* start Supplied material *

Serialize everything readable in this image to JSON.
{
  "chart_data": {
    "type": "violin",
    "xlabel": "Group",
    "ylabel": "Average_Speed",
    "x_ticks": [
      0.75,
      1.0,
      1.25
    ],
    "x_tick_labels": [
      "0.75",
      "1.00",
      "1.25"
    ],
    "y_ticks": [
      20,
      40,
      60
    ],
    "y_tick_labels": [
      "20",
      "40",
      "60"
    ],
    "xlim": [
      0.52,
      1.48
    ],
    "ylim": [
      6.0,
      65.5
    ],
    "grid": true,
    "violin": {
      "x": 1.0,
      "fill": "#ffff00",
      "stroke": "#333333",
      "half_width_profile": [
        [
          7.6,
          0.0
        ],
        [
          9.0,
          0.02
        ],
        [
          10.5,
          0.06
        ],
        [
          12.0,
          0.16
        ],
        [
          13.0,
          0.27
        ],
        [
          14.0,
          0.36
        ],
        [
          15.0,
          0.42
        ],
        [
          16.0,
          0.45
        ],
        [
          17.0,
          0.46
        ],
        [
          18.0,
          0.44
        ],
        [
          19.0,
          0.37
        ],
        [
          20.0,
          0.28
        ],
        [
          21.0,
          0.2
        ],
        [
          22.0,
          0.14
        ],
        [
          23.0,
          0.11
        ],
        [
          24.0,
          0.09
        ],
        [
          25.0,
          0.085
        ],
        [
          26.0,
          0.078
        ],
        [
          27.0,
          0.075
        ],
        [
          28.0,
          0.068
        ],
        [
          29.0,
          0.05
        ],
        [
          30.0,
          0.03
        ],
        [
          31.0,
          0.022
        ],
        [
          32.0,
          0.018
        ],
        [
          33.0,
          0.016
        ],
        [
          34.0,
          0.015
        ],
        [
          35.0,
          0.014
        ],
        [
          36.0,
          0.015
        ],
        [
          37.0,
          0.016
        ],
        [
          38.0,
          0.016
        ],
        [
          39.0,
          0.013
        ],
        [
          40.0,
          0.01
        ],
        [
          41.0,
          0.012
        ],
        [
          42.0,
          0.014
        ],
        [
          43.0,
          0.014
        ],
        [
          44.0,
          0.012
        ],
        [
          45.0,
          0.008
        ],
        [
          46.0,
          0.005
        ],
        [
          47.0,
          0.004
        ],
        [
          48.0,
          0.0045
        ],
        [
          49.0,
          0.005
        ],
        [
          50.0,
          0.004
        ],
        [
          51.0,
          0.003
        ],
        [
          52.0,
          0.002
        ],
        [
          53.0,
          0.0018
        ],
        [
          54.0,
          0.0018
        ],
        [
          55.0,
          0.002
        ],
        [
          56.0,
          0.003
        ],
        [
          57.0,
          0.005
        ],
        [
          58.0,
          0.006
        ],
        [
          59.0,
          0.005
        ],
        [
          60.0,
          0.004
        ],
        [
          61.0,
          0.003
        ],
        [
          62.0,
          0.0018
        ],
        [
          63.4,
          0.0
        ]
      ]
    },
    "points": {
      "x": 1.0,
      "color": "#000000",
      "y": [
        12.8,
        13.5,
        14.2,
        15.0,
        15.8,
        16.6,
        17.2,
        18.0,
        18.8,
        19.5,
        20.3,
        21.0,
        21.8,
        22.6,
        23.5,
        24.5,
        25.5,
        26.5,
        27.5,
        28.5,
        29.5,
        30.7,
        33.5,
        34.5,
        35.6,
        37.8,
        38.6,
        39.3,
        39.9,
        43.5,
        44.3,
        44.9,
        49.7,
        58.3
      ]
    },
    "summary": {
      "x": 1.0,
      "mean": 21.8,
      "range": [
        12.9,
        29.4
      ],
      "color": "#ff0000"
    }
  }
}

* end Supplied material *
* start Supplied material *

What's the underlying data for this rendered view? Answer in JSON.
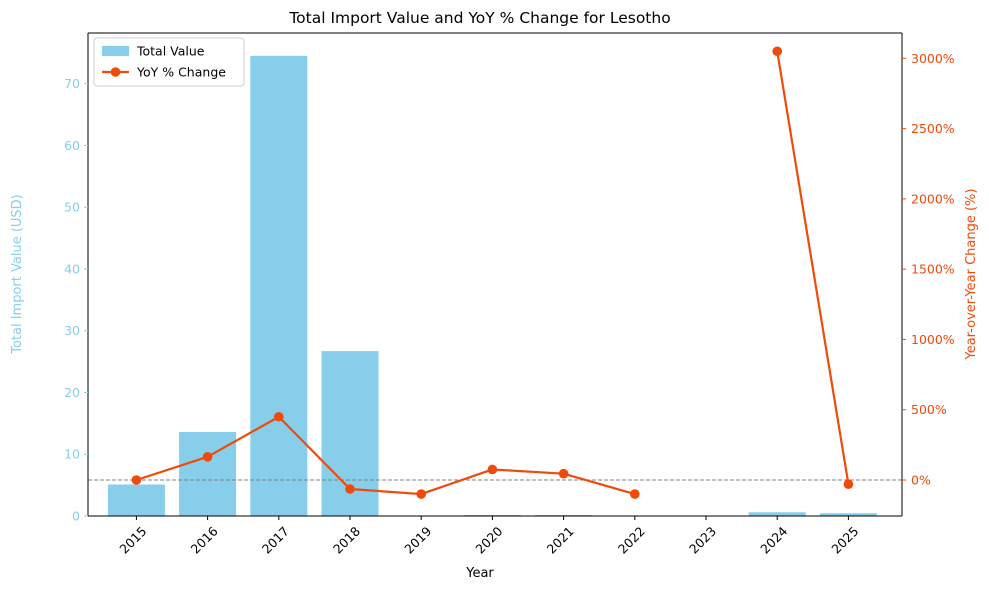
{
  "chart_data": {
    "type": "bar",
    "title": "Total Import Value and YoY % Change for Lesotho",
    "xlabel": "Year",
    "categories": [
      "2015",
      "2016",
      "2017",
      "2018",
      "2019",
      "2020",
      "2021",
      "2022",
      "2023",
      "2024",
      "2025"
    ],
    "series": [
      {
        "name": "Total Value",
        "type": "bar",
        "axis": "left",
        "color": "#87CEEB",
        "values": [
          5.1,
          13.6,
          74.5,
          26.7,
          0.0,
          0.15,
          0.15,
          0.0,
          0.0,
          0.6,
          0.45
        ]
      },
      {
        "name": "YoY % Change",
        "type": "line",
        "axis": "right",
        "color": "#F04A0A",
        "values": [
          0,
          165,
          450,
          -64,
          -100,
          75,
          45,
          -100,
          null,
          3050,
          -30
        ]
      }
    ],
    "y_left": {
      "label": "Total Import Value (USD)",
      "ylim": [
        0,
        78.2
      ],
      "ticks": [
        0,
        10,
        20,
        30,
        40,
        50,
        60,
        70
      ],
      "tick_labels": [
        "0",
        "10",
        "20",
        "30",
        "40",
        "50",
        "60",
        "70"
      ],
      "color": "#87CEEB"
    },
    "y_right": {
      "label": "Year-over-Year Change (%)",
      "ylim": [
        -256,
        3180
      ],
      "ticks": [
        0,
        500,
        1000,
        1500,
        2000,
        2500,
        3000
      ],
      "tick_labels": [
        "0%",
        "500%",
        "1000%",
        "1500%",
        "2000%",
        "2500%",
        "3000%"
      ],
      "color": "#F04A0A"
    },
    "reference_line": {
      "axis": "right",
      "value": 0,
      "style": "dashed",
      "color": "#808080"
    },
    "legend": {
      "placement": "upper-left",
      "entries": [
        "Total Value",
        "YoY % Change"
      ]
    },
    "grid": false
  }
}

* end Supplied material *

Make a list of all lines in the data that contain "Year".

▶ [Result of the exercise]
    "xlabel": "Year",
      "label": "Year-over-Year Change (%)",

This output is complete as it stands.